| Description of the task |
Extract each line from the entries below that has the string "项目盈利机会越少" in it.

[Begin Supplied records]

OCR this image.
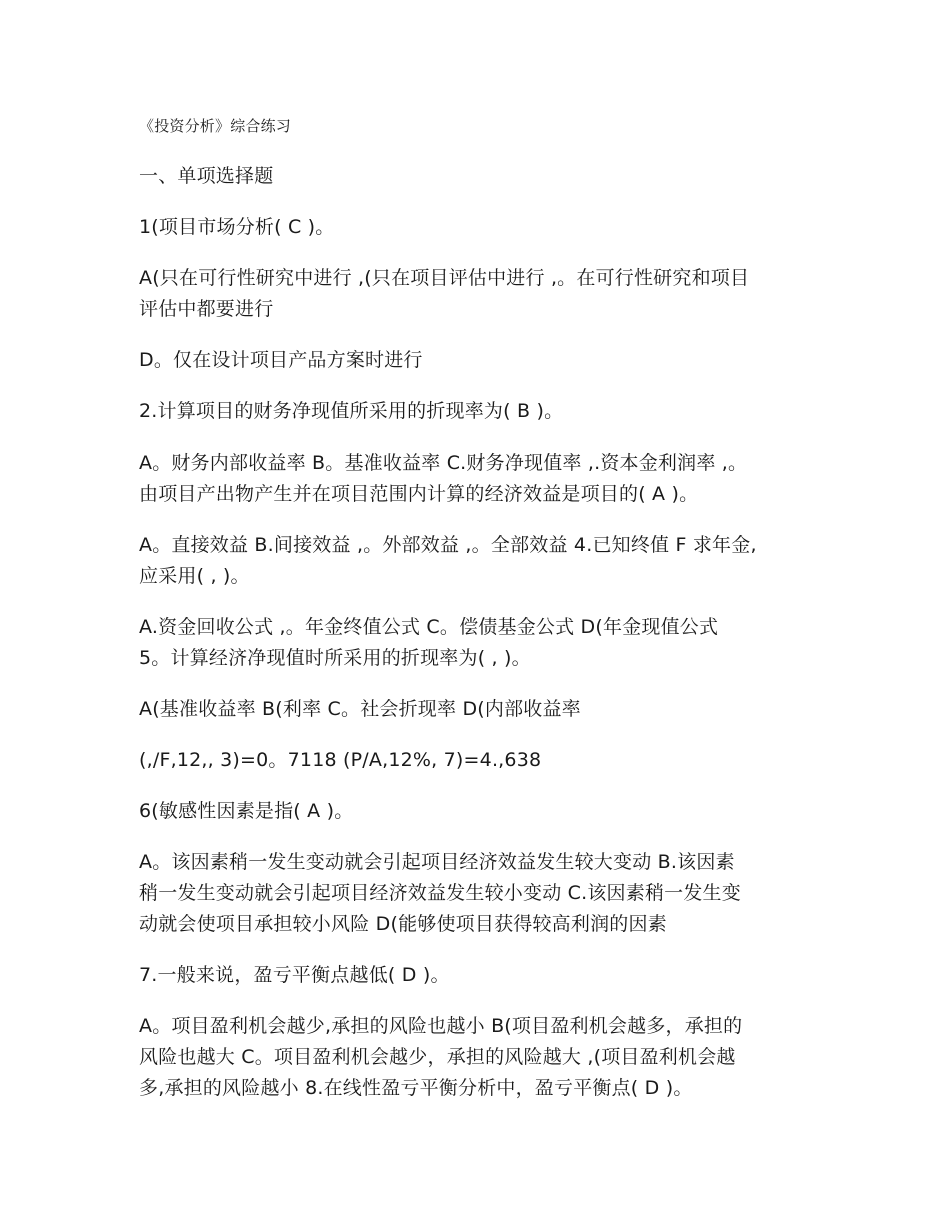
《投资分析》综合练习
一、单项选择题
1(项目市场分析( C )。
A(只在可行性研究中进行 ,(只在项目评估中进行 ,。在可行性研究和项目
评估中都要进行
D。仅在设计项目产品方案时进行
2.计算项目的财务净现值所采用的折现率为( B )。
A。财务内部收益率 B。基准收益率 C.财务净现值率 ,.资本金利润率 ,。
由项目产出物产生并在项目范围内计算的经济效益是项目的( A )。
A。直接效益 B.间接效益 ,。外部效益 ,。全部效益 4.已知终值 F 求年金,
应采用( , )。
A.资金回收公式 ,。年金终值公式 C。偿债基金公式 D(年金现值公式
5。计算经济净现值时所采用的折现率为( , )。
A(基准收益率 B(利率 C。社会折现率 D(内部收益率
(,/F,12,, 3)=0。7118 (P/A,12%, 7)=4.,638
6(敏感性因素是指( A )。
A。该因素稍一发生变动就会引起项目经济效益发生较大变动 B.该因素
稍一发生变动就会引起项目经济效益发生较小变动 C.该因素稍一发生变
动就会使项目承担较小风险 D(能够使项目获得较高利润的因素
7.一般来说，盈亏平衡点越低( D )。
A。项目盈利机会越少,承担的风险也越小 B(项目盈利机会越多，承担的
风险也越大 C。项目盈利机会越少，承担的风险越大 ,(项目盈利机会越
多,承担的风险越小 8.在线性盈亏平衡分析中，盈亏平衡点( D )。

[End Supplied records]

| Correct response |
A。项目盈利机会越少,承担的风险也越小 B(项目盈利机会越多，承担的
风险也越大 C。项目盈利机会越少，承担的风险越大 ,(项目盈利机会越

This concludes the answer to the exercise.